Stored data
-- Begin --
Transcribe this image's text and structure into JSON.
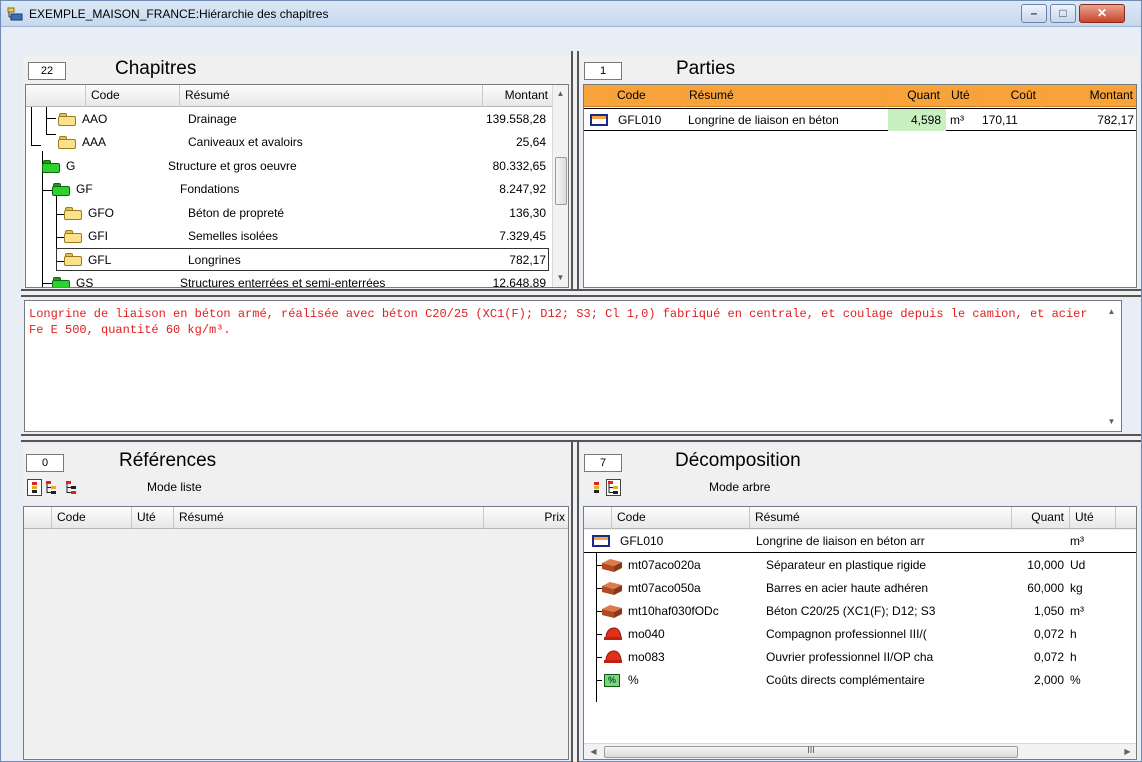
{
  "window": {
    "title": "EXEMPLE_MAISON_FRANCE:Hiérarchie des chapitres",
    "minimize_glyph": "–",
    "maximize_glyph": "□",
    "close_glyph": "✕"
  },
  "chapitres": {
    "count": "22",
    "title": "Chapitres",
    "columns": {
      "code": "Code",
      "resume": "Résumé",
      "montant": "Montant"
    },
    "rows": [
      {
        "code": "AAO",
        "resume": "Drainage",
        "montant": "139.558,28"
      },
      {
        "code": "AAA",
        "resume": "Caniveaux et avaloirs",
        "montant": "25,64"
      },
      {
        "code": "G",
        "resume": "Structure et gros oeuvre",
        "montant": "80.332,65"
      },
      {
        "code": "GF",
        "resume": "Fondations",
        "montant": "8.247,92"
      },
      {
        "code": "GFO",
        "resume": "Béton de propreté",
        "montant": "136,30"
      },
      {
        "code": "GFI",
        "resume": "Semelles isolées",
        "montant": "7.329,45"
      },
      {
        "code": "GFL",
        "resume": "Longrines",
        "montant": "782,17"
      },
      {
        "code": "GS",
        "resume": "Structures enterrées et semi-enterrées",
        "montant": "12.648,89"
      }
    ]
  },
  "parties": {
    "count": "1",
    "title": "Parties",
    "columns": {
      "code": "Code",
      "resume": "Résumé",
      "quant": "Quant",
      "ute": "Uté",
      "cout": "Coût",
      "montant": "Montant"
    },
    "rows": [
      {
        "code": "GFL010",
        "resume": "Longrine de liaison en béton",
        "quant": "4,598",
        "ute": "m³",
        "cout": "170,11",
        "montant": "782,17"
      }
    ]
  },
  "description": {
    "text": "Longrine de liaison en béton armé, réalisée avec béton C20/25 (XC1(F); D12; S3; Cl 1,0) fabriqué en centrale, et coulage depuis le camion, et acier Fe E 500, quantité 60 kg/m³."
  },
  "references": {
    "count": "0",
    "title": "Références",
    "mode": "Mode liste",
    "columns": {
      "code": "Code",
      "ute": "Uté",
      "resume": "Résumé",
      "prix": "Prix"
    }
  },
  "decomposition": {
    "count": "7",
    "title": "Décomposition",
    "mode": "Mode arbre",
    "columns": {
      "code": "Code",
      "resume": "Résumé",
      "quant": "Quant",
      "ute": "Uté"
    },
    "rows": [
      {
        "code": "GFL010",
        "resume": "Longrine de liaison en béton arr",
        "quant": "",
        "ute": "m³",
        "icon": "unit-icon"
      },
      {
        "code": "mt07aco020a",
        "resume": "Séparateur en plastique rigide",
        "quant": "10,000",
        "ute": "Ud",
        "icon": "brick-icon"
      },
      {
        "code": "mt07aco050a",
        "resume": "Barres en acier haute adhéren",
        "quant": "60,000",
        "ute": "kg",
        "icon": "brick-icon"
      },
      {
        "code": "mt10haf030fODc",
        "resume": "Béton C20/25 (XC1(F); D12; S3",
        "quant": "1,050",
        "ute": "m³",
        "icon": "brick-icon"
      },
      {
        "code": "mo040",
        "resume": "Compagnon professionnel III/(",
        "quant": "0,072",
        "ute": "h",
        "icon": "helmet-icon"
      },
      {
        "code": "mo083",
        "resume": "Ouvrier professionnel II/OP cha",
        "quant": "0,072",
        "ute": "h",
        "icon": "helmet-icon"
      },
      {
        "code": "%",
        "resume": "Coûts directs complémentaire",
        "quant": "2,000",
        "ute": "%",
        "icon": "percent-icon",
        "icon_text": "%"
      }
    ],
    "scroll_grip": "III"
  },
  "colors": {
    "accent_orange": "#f7a33a",
    "description_text": "#e02020",
    "highlight_green": "#c8f0c0"
  }
}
-- End --
What you are asked to do
Transcribe every entry above exactly. Omit all pictures.

In response
Transcribe this image's text and structure into JSON.
{
  "window": {
    "title": "EXEMPLE_MAISON_FRANCE:Hiérarchie des chapitres",
    "minimize_glyph": "–",
    "maximize_glyph": "□",
    "close_glyph": "✕"
  },
  "chapitres": {
    "count": "22",
    "title": "Chapitres",
    "columns": {
      "code": "Code",
      "resume": "Résumé",
      "montant": "Montant"
    },
    "rows": [
      {
        "code": "AAO",
        "resume": "Drainage",
        "montant": "139.558,28"
      },
      {
        "code": "AAA",
        "resume": "Caniveaux et avaloirs",
        "montant": "25,64"
      },
      {
        "code": "G",
        "resume": "Structure et gros oeuvre",
        "montant": "80.332,65"
      },
      {
        "code": "GF",
        "resume": "Fondations",
        "montant": "8.247,92"
      },
      {
        "code": "GFO",
        "resume": "Béton de propreté",
        "montant": "136,30"
      },
      {
        "code": "GFI",
        "resume": "Semelles isolées",
        "montant": "7.329,45"
      },
      {
        "code": "GFL",
        "resume": "Longrines",
        "montant": "782,17"
      },
      {
        "code": "GS",
        "resume": "Structures enterrées et semi-enterrées",
        "montant": "12.648,89"
      }
    ]
  },
  "parties": {
    "count": "1",
    "title": "Parties",
    "columns": {
      "code": "Code",
      "resume": "Résumé",
      "quant": "Quant",
      "ute": "Uté",
      "cout": "Coût",
      "montant": "Montant"
    },
    "rows": [
      {
        "code": "GFL010",
        "resume": "Longrine de liaison en béton",
        "quant": "4,598",
        "ute": "m³",
        "cout": "170,11",
        "montant": "782,17"
      }
    ]
  },
  "description": {
    "text": "Longrine de liaison en béton armé, réalisée avec béton C20/25 (XC1(F); D12; S3; Cl 1,0) fabriqué en centrale, et coulage depuis le camion, et acier Fe E 500, quantité 60 kg/m³."
  },
  "references": {
    "count": "0",
    "title": "Références",
    "mode": "Mode liste",
    "columns": {
      "code": "Code",
      "ute": "Uté",
      "resume": "Résumé",
      "prix": "Prix"
    }
  },
  "decomposition": {
    "count": "7",
    "title": "Décomposition",
    "mode": "Mode arbre",
    "columns": {
      "code": "Code",
      "resume": "Résumé",
      "quant": "Quant",
      "ute": "Uté"
    },
    "rows": [
      {
        "code": "GFL010",
        "resume": "Longrine de liaison en béton arr",
        "quant": "",
        "ute": "m³",
        "icon": "unit-icon"
      },
      {
        "code": "mt07aco020a",
        "resume": "Séparateur en plastique rigide",
        "quant": "10,000",
        "ute": "Ud",
        "icon": "brick-icon"
      },
      {
        "code": "mt07aco050a",
        "resume": "Barres en acier haute adhéren",
        "quant": "60,000",
        "ute": "kg",
        "icon": "brick-icon"
      },
      {
        "code": "mt10haf030fODc",
        "resume": "Béton C20/25 (XC1(F); D12; S3",
        "quant": "1,050",
        "ute": "m³",
        "icon": "brick-icon"
      },
      {
        "code": "mo040",
        "resume": "Compagnon professionnel III/(",
        "quant": "0,072",
        "ute": "h",
        "icon": "helmet-icon"
      },
      {
        "code": "mo083",
        "resume": "Ouvrier professionnel II/OP cha",
        "quant": "0,072",
        "ute": "h",
        "icon": "helmet-icon"
      },
      {
        "code": "%",
        "resume": "Coûts directs complémentaire",
        "quant": "2,000",
        "ute": "%",
        "icon": "percent-icon",
        "icon_text": "%"
      }
    ],
    "scroll_grip": "III"
  },
  "colors": {
    "accent_orange": "#f7a33a",
    "description_text": "#e02020",
    "highlight_green": "#c8f0c0"
  }
}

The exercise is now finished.